→ STATED TASK: Omit any picture, and return the remaining data exactly as written.

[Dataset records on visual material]
■ ■ ■
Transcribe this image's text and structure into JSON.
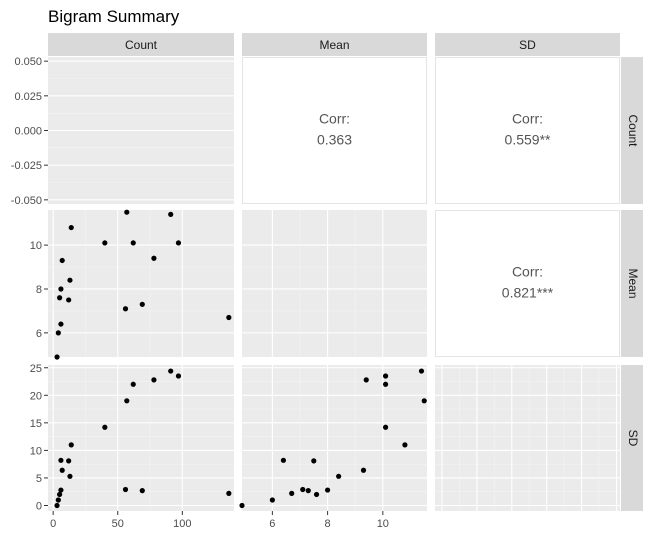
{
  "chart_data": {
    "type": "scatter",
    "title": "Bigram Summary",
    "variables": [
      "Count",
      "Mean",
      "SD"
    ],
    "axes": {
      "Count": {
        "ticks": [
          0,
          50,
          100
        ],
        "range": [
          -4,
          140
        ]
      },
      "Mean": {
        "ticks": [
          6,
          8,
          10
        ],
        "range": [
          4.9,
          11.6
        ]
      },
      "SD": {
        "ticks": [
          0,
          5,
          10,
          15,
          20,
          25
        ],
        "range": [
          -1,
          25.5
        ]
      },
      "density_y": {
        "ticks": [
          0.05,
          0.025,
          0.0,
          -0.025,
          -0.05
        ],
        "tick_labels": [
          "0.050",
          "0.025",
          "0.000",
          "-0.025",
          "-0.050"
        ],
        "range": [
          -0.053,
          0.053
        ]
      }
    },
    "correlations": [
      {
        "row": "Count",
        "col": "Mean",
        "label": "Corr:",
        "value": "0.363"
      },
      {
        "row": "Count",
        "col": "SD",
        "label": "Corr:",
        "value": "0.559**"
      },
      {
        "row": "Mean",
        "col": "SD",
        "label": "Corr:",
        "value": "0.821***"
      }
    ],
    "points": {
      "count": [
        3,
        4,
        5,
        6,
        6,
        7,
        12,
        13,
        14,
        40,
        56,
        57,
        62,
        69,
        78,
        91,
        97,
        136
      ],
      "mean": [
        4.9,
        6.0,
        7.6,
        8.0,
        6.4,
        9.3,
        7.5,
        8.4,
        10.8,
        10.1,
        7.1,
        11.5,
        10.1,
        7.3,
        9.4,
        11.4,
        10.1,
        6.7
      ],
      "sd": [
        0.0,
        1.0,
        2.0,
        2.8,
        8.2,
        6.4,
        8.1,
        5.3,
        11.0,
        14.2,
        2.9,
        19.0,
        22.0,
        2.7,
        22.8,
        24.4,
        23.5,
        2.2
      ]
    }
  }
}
■ ■ ■
→ CORRECT RESULT:
Transcribe this image's text and structure into JSON.
{
  "chart_data": {
    "type": "scatter",
    "title": "Bigram Summary",
    "variables": [
      "Count",
      "Mean",
      "SD"
    ],
    "axes": {
      "Count": {
        "ticks": [
          0,
          50,
          100
        ],
        "range": [
          -4,
          140
        ]
      },
      "Mean": {
        "ticks": [
          6,
          8,
          10
        ],
        "range": [
          4.9,
          11.6
        ]
      },
      "SD": {
        "ticks": [
          0,
          5,
          10,
          15,
          20,
          25
        ],
        "range": [
          -1,
          25.5
        ]
      },
      "density_y": {
        "ticks": [
          0.05,
          0.025,
          0.0,
          -0.025,
          -0.05
        ],
        "tick_labels": [
          "0.050",
          "0.025",
          "0.000",
          "-0.025",
          "-0.050"
        ],
        "range": [
          -0.053,
          0.053
        ]
      }
    },
    "correlations": [
      {
        "row": "Count",
        "col": "Mean",
        "label": "Corr:",
        "value": "0.363"
      },
      {
        "row": "Count",
        "col": "SD",
        "label": "Corr:",
        "value": "0.559**"
      },
      {
        "row": "Mean",
        "col": "SD",
        "label": "Corr:",
        "value": "0.821***"
      }
    ],
    "points": {
      "count": [
        3,
        4,
        5,
        6,
        6,
        7,
        12,
        13,
        14,
        40,
        56,
        57,
        62,
        69,
        78,
        91,
        97,
        136
      ],
      "mean": [
        4.9,
        6.0,
        7.6,
        8.0,
        6.4,
        9.3,
        7.5,
        8.4,
        10.8,
        10.1,
        7.1,
        11.5,
        10.1,
        7.3,
        9.4,
        11.4,
        10.1,
        6.7
      ],
      "sd": [
        0.0,
        1.0,
        2.0,
        2.8,
        8.2,
        6.4,
        8.1,
        5.3,
        11.0,
        14.2,
        2.9,
        19.0,
        22.0,
        2.7,
        22.8,
        24.4,
        23.5,
        2.2
      ]
    }
  }
}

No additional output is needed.